Exercise input:
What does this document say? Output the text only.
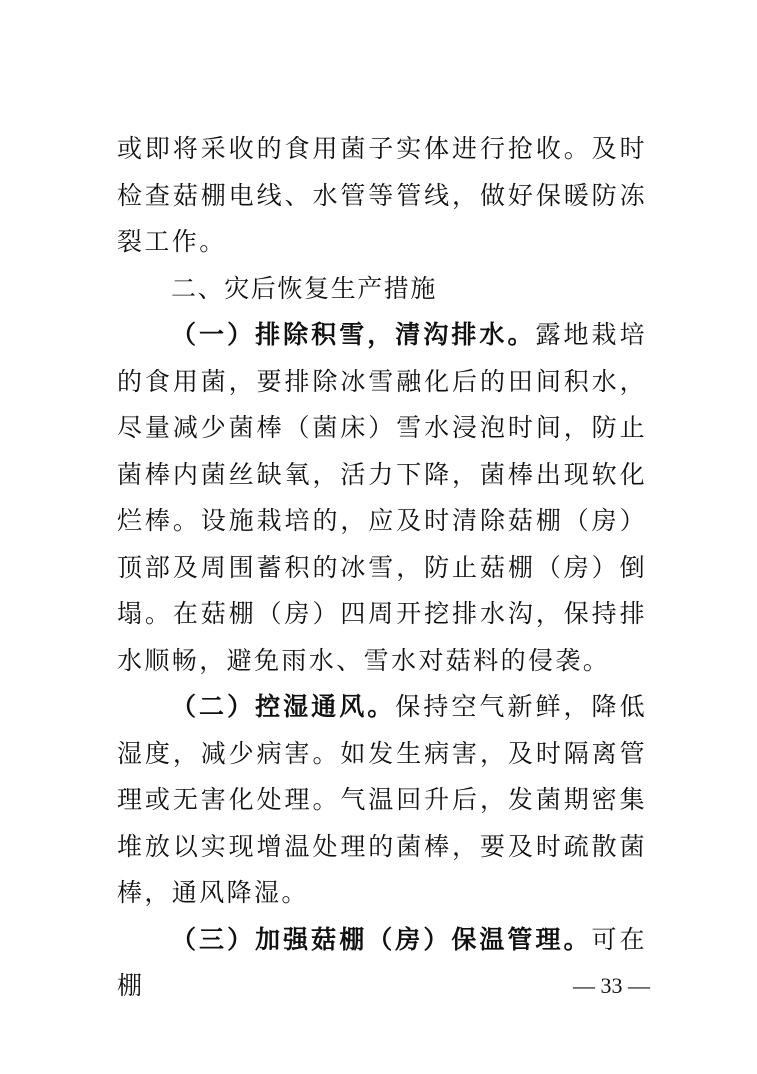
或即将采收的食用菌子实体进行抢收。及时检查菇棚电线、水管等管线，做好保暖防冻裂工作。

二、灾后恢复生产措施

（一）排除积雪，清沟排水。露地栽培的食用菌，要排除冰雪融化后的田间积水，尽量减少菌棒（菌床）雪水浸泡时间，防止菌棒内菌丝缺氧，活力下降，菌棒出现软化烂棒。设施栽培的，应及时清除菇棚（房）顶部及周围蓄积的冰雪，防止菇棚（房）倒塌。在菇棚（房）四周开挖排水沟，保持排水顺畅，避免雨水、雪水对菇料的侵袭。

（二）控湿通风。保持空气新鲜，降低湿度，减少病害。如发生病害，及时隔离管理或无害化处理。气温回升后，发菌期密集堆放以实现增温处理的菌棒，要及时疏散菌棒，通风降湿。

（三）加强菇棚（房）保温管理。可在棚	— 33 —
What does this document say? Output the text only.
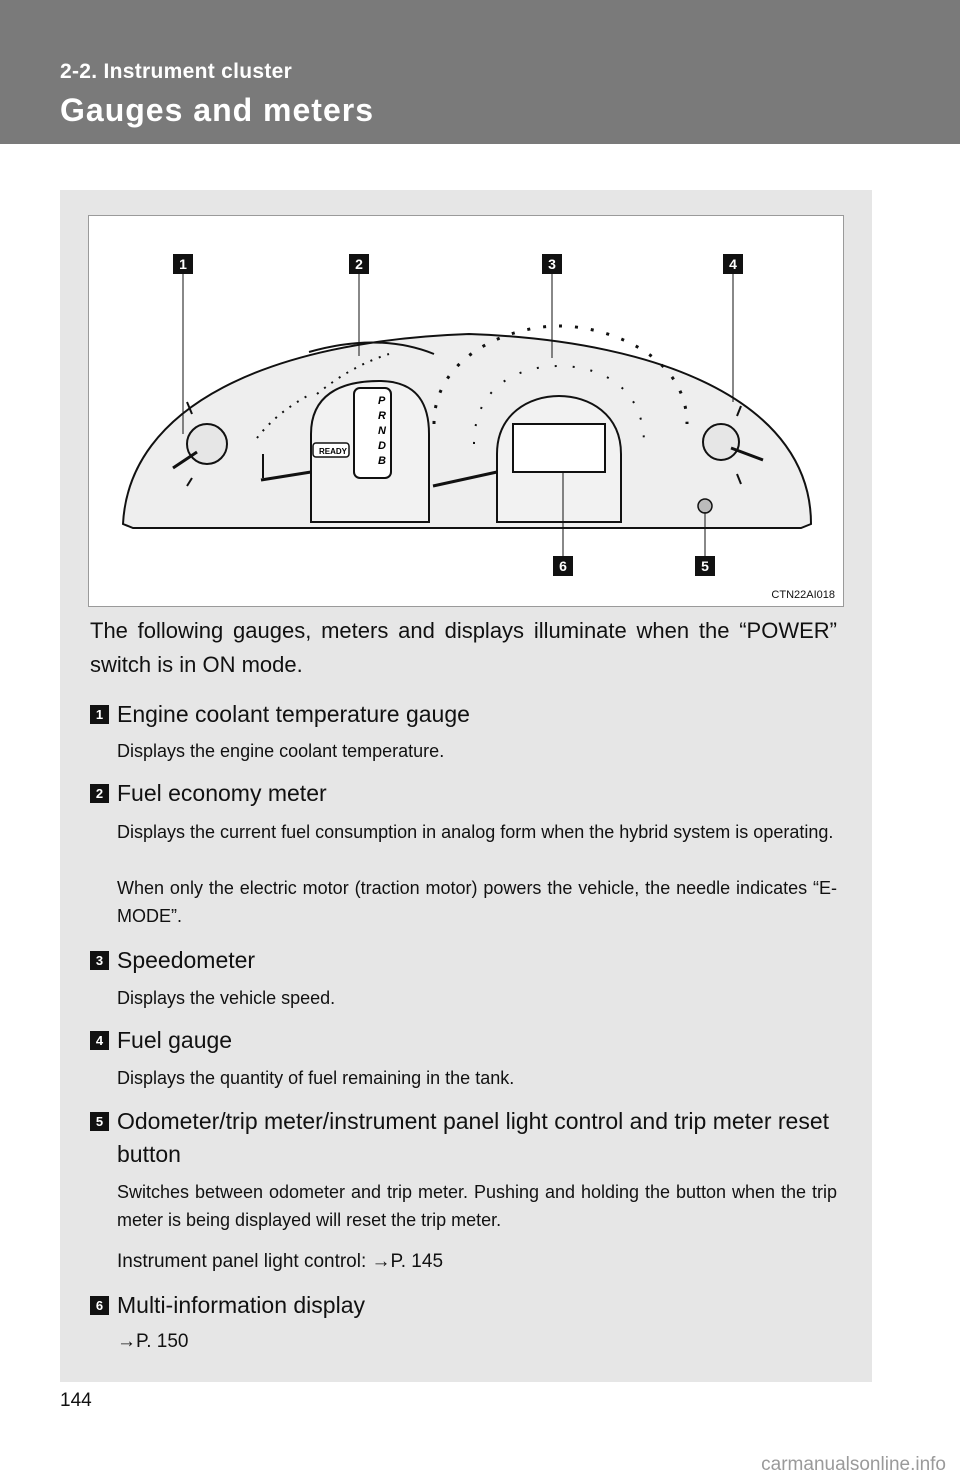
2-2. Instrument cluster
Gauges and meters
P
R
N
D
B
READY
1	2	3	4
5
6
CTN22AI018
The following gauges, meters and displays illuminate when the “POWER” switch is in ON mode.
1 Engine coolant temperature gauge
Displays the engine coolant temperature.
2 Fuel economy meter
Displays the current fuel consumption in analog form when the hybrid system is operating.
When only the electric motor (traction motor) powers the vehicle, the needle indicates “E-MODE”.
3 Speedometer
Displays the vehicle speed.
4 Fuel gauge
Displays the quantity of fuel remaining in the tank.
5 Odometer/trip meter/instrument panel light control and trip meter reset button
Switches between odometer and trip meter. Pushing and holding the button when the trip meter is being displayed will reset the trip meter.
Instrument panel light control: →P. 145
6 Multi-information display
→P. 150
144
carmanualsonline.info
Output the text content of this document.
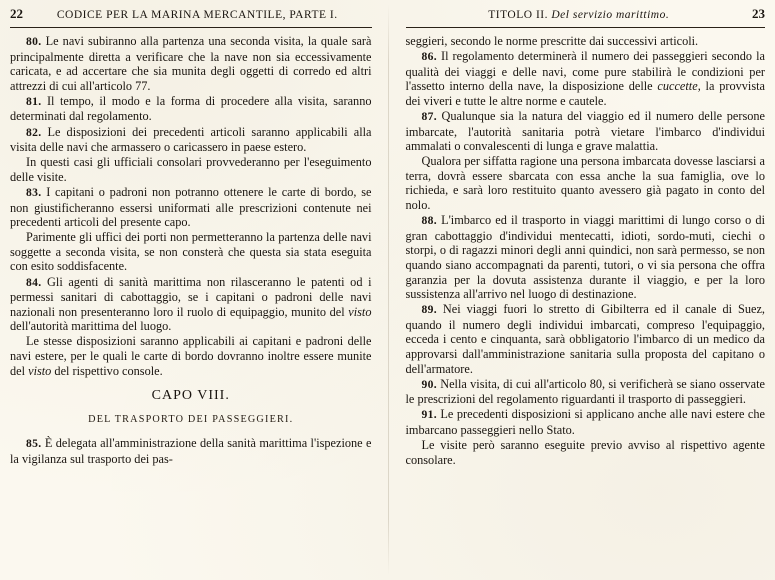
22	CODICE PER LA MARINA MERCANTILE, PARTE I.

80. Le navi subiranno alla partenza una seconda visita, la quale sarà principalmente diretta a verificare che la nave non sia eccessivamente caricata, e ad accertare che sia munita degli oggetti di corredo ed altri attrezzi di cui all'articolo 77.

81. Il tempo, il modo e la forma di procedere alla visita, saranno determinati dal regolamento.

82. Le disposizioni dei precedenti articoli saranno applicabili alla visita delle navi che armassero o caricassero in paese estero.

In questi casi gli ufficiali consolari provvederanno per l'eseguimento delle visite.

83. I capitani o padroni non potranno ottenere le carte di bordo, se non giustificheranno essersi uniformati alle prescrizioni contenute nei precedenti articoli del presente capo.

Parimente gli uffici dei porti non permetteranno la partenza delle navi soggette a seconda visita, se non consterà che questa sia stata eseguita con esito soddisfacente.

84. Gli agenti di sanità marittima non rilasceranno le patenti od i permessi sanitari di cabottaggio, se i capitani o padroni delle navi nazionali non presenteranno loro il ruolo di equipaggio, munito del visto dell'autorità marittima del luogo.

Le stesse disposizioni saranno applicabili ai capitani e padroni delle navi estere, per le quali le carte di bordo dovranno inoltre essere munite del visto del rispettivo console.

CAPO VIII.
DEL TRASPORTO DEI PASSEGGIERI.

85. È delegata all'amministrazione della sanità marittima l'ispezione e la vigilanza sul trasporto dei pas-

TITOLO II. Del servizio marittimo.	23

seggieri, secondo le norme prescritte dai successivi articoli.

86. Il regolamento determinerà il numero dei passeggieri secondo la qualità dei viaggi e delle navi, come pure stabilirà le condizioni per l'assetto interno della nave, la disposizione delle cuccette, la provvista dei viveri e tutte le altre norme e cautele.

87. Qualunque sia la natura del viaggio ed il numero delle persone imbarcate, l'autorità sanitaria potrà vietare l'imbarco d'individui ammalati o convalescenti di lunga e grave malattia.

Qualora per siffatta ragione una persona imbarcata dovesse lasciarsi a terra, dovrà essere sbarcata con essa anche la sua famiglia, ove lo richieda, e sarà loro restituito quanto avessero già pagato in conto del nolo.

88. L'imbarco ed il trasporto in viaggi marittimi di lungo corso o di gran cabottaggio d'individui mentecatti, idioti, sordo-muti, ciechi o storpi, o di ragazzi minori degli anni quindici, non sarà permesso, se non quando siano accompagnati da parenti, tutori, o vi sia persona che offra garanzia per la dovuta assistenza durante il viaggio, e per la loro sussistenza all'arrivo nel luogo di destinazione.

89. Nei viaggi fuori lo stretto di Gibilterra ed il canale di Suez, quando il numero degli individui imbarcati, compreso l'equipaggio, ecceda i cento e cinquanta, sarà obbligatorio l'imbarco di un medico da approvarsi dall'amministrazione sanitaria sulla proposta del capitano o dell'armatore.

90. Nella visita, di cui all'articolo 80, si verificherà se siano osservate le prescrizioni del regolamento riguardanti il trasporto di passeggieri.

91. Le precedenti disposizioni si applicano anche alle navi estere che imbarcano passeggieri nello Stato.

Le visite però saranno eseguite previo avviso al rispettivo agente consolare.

Task details: Go through the listing above and write it all out exactly, leaving out any picture.

Correct response:
What does this document say? Output the text only.
或即将采收的食用菌子实体进行抢收。及时检查菇棚电线、水管等管线，做好保暖防冻裂工作。

二、灾后恢复生产措施

（一）排除积雪，清沟排水。露地栽培的食用菌，要排除冰雪融化后的田间积水，尽量减少菌棒（菌床）雪水浸泡时间，防止菌棒内菌丝缺氧，活力下降，菌棒出现软化烂棒。设施栽培的，应及时清除菇棚（房）顶部及周围蓄积的冰雪，防止菇棚（房）倒塌。在菇棚（房）四周开挖排水沟，保持排水顺畅，避免雨水、雪水对菇料的侵袭。

（二）控湿通风。保持空气新鲜，降低湿度，减少病害。如发生病害，及时隔离管理或无害化处理。气温回升后，发菌期密集堆放以实现增温处理的菌棒，要及时疏散菌棒，通风降湿。

（三）加强菇棚（房）保温管理。可在棚	— 33 —
What does this document say? Output the text only.
2-2. Instrument cluster
Gauges and meters
P
R
N
D
B
READY
1	2	3	4
5
6
CTN22AI018
The following gauges, meters and displays illuminate when the “POWER” switch is in ON mode.
1 Engine coolant temperature gauge
Displays the engine coolant temperature.
2 Fuel economy meter
Displays the current fuel consumption in analog form when the hybrid system is operating.
When only the electric motor (traction motor) powers the vehicle, the needle indicates “E-MODE”.
3 Speedometer
Displays the vehicle speed.
4 Fuel gauge
Displays the quantity of fuel remaining in the tank.
5 Odometer/trip meter/instrument panel light control and trip meter reset button
Switches between odometer and trip meter. Pushing and holding the button when the trip meter is being displayed will reset the trip meter.
Instrument panel light control: →P. 145
6 Multi-information display
→P. 150
144
carmanualsonline.info
Output the text content of this document.
22	CODICE PER LA MARINA MERCANTILE, PARTE I.

80. Le navi subiranno alla partenza una seconda visita, la quale sarà principalmente diretta a verificare che la nave non sia eccessivamente caricata, e ad accertare che sia munita degli oggetti di corredo ed altri attrezzi di cui all'articolo 77.

81. Il tempo, il modo e la forma di procedere alla visita, saranno determinati dal regolamento.

82. Le disposizioni dei precedenti articoli saranno applicabili alla visita delle navi che armassero o caricassero in paese estero.

In questi casi gli ufficiali consolari provvederanno per l'eseguimento delle visite.

83. I capitani o padroni non potranno ottenere le carte di bordo, se non giustificheranno essersi uniformati alle prescrizioni contenute nei precedenti articoli del presente capo.

Parimente gli uffici dei porti non permetteranno la partenza delle navi soggette a seconda visita, se non consterà che questa sia stata eseguita con esito soddisfacente.

84. Gli agenti di sanità marittima non rilasceranno le patenti od i permessi sanitari di cabottaggio, se i capitani o padroni delle navi nazionali non presenteranno loro il ruolo di equipaggio, munito del visto dell'autorità marittima del luogo.

Le stesse disposizioni saranno applicabili ai capitani e padroni delle navi estere, per le quali le carte di bordo dovranno inoltre essere munite del visto del rispettivo console.

CAPO VIII.
DEL TRASPORTO DEI PASSEGGIERI.

85. È delegata all'amministrazione della sanità marittima l'ispezione e la vigilanza sul trasporto dei pas-

TITOLO II. Del servizio marittimo.	23

seggieri, secondo le norme prescritte dai successivi articoli.

86. Il regolamento determinerà il numero dei passeggieri secondo la qualità dei viaggi e delle navi, come pure stabilirà le condizioni per l'assetto interno della nave, la disposizione delle cuccette, la provvista dei viveri e tutte le altre norme e cautele.

87. Qualunque sia la natura del viaggio ed il numero delle persone imbarcate, l'autorità sanitaria potrà vietare l'imbarco d'individui ammalati o convalescenti di lunga e grave malattia.

Qualora per siffatta ragione una persona imbarcata dovesse lasciarsi a terra, dovrà essere sbarcata con essa anche la sua famiglia, ove lo richieda, e sarà loro restituito quanto avessero già pagato in conto del nolo.

88. L'imbarco ed il trasporto in viaggi marittimi di lungo corso o di gran cabottaggio d'individui mentecatti, idioti, sordo-muti, ciechi o storpi, o di ragazzi minori degli anni quindici, non sarà permesso, se non quando siano accompagnati da parenti, tutori, o vi sia persona che offra garanzia per la dovuta assistenza durante il viaggio, e per la loro sussistenza all'arrivo nel luogo di destinazione.

89. Nei viaggi fuori lo stretto di Gibilterra ed il canale di Suez, quando il numero degli individui imbarcati, compreso l'equipaggio, ecceda i cento e cinquanta, sarà obbligatorio l'imbarco di un medico da approvarsi dall'amministrazione sanitaria sulla proposta del capitano o dell'armatore.

90. Nella visita, di cui all'articolo 80, si verificherà se siano osservate le prescrizioni del regolamento riguardanti il trasporto di passeggieri.

91. Le precedenti disposizioni si applicano anche alle navi estere che imbarcano passeggieri nello Stato.

Le visite però saranno eseguite previo avviso al rispettivo agente consolare.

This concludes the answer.